# Start of Information supplied

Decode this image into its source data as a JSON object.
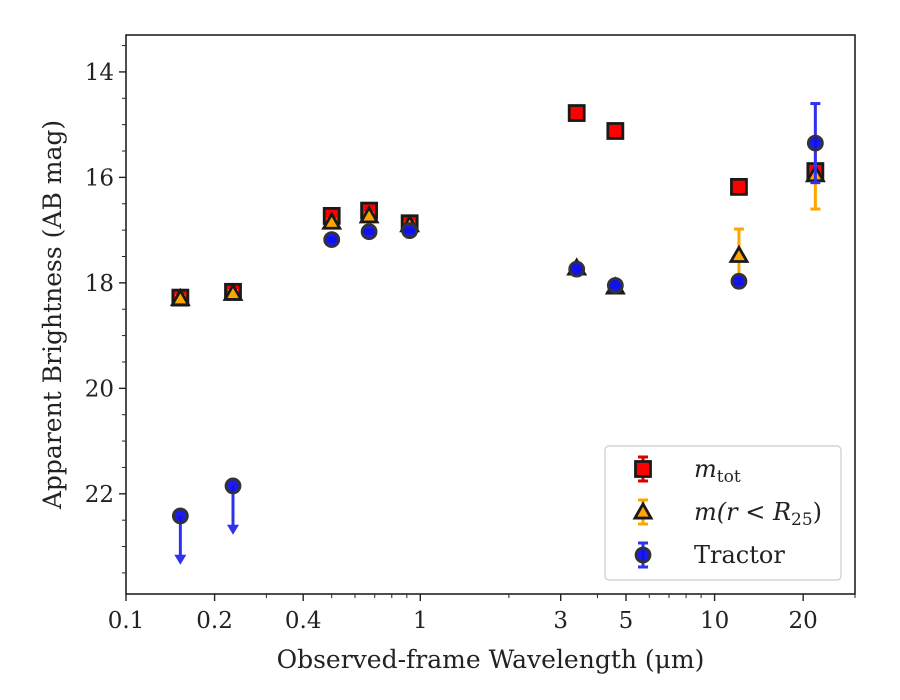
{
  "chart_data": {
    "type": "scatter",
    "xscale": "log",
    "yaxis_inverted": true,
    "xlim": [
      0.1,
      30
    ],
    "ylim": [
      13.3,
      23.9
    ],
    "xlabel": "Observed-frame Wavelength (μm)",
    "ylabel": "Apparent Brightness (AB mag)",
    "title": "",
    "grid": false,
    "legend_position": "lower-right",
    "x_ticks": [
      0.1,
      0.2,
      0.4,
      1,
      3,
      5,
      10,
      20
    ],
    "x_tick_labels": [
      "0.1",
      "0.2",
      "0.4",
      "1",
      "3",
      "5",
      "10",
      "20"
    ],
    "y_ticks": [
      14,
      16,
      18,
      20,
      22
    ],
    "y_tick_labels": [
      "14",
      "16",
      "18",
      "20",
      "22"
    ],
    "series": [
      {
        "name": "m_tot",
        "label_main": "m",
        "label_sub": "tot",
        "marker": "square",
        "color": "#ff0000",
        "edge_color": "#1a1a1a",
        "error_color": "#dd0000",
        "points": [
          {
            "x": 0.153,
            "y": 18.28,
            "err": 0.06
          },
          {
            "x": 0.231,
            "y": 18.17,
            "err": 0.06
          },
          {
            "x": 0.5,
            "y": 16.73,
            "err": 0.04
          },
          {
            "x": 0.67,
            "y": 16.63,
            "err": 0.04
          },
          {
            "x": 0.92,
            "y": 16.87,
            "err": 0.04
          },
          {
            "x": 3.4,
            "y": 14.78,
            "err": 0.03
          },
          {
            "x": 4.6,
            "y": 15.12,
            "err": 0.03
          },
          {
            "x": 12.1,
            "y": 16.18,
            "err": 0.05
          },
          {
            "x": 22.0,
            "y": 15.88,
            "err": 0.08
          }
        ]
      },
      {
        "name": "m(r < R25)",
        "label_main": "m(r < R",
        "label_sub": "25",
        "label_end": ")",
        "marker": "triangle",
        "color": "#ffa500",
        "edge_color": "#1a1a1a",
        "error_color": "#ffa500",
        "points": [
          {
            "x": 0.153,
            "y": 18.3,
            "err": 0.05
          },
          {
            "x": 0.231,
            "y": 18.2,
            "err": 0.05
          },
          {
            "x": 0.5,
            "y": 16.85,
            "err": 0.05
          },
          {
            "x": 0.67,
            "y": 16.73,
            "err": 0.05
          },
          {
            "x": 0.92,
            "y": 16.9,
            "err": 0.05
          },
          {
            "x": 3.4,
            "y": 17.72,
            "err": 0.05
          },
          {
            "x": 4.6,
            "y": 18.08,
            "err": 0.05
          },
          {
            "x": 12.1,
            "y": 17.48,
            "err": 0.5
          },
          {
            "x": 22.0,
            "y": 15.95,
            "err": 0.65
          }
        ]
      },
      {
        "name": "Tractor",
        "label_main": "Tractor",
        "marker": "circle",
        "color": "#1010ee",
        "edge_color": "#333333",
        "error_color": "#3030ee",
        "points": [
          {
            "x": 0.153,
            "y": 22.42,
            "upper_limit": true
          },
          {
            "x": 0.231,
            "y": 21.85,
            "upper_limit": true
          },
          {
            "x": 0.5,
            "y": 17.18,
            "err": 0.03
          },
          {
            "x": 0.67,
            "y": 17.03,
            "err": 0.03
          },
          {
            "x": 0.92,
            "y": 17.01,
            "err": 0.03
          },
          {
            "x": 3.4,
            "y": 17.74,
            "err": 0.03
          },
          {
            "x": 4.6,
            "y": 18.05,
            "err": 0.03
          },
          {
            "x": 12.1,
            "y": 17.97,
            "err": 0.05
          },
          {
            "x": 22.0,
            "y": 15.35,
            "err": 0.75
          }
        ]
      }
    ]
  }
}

# End of Information supplied
# Start of Information supplied

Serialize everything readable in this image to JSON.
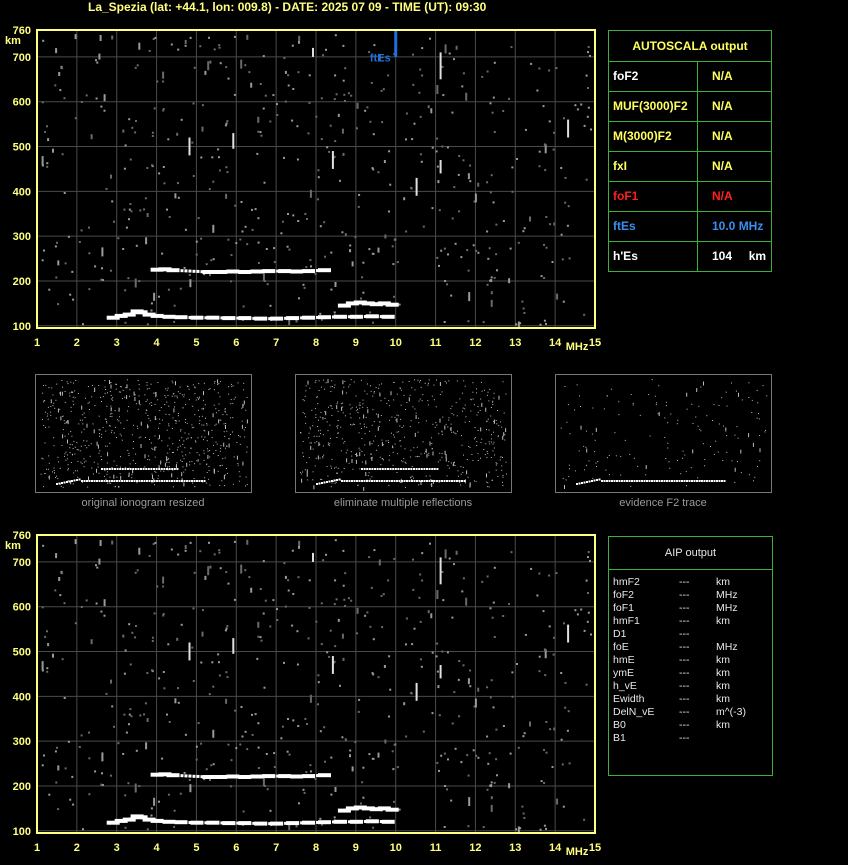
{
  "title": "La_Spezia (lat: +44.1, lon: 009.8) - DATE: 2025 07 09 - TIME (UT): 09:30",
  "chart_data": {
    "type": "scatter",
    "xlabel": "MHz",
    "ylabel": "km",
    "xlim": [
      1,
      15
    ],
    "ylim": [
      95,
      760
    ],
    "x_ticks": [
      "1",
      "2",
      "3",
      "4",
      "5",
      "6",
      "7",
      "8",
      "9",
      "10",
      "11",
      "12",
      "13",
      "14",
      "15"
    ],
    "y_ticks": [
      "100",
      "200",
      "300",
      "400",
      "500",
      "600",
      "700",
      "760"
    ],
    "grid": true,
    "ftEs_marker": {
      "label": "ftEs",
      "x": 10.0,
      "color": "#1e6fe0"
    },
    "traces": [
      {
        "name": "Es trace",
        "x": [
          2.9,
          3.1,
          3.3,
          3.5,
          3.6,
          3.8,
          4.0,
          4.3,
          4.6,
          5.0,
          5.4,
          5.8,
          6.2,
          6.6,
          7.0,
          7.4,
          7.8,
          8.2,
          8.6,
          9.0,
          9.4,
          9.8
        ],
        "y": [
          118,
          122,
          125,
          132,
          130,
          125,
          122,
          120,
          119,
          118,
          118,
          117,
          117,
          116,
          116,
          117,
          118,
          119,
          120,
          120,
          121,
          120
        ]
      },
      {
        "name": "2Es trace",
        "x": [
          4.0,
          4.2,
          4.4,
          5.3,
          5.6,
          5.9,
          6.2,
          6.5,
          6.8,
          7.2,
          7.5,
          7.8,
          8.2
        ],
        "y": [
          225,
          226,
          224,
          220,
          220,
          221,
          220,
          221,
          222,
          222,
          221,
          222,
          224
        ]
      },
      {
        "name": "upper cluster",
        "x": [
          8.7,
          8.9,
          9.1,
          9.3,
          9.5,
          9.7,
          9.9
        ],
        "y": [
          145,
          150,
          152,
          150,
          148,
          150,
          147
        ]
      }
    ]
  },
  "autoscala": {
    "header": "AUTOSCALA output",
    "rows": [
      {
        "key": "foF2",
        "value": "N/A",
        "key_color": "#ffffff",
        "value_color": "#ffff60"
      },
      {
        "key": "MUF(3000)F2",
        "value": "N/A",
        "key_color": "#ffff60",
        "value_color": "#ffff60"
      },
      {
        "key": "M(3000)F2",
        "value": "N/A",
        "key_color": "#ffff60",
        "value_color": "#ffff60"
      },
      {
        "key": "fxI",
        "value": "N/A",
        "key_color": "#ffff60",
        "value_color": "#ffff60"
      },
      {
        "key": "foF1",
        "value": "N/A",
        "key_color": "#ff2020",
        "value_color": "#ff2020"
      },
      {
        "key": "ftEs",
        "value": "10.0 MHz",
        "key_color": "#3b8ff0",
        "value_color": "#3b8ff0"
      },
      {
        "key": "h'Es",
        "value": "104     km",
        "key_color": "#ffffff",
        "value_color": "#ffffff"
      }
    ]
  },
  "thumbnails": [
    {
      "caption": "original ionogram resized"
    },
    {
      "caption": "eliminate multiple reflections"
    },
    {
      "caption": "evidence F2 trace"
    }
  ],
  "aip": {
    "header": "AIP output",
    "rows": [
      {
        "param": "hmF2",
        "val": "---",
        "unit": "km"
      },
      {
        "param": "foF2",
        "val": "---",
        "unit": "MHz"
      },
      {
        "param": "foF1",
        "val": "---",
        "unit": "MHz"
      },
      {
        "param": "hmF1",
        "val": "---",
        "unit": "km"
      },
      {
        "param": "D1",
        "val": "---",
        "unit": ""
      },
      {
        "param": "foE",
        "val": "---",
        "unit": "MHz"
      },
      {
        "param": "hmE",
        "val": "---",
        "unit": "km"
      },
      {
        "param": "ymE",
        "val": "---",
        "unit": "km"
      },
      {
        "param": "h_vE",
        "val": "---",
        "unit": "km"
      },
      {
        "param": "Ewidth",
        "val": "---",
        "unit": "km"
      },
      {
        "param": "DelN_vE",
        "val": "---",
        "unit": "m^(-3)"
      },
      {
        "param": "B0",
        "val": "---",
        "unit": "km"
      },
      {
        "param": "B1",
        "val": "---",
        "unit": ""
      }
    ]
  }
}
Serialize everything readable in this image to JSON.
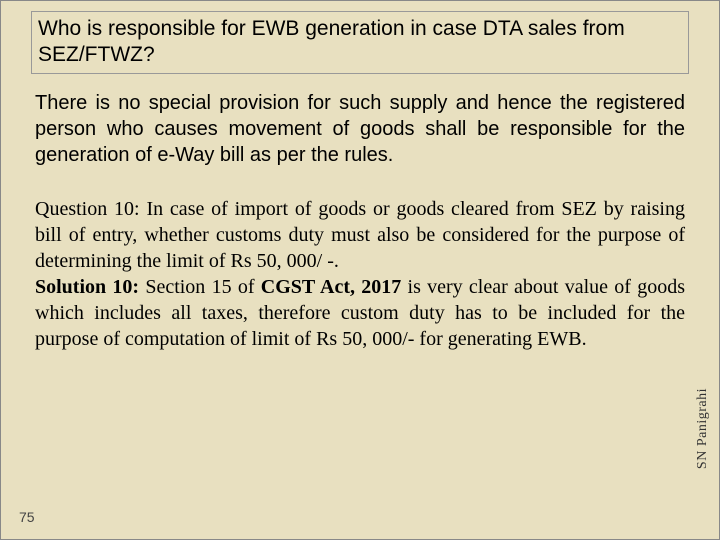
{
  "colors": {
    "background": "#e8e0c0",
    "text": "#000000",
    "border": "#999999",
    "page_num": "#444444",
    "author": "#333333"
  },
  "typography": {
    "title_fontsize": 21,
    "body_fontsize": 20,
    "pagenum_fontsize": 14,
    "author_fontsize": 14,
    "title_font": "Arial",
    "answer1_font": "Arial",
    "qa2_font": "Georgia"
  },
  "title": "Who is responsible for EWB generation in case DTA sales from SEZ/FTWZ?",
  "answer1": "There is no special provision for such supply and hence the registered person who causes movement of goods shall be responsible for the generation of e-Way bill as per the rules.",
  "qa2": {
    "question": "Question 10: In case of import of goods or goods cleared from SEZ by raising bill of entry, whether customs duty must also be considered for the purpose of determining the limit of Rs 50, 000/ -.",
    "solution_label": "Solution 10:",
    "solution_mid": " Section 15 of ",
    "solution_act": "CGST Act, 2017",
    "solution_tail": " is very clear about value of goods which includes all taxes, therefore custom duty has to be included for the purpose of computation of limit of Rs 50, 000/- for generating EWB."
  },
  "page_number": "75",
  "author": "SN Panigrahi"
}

# End of Information supplied

**Task to carry out**
What is the number of lines in the data holding the word "case"? Reply with that number only.

**Response to this exercise**
2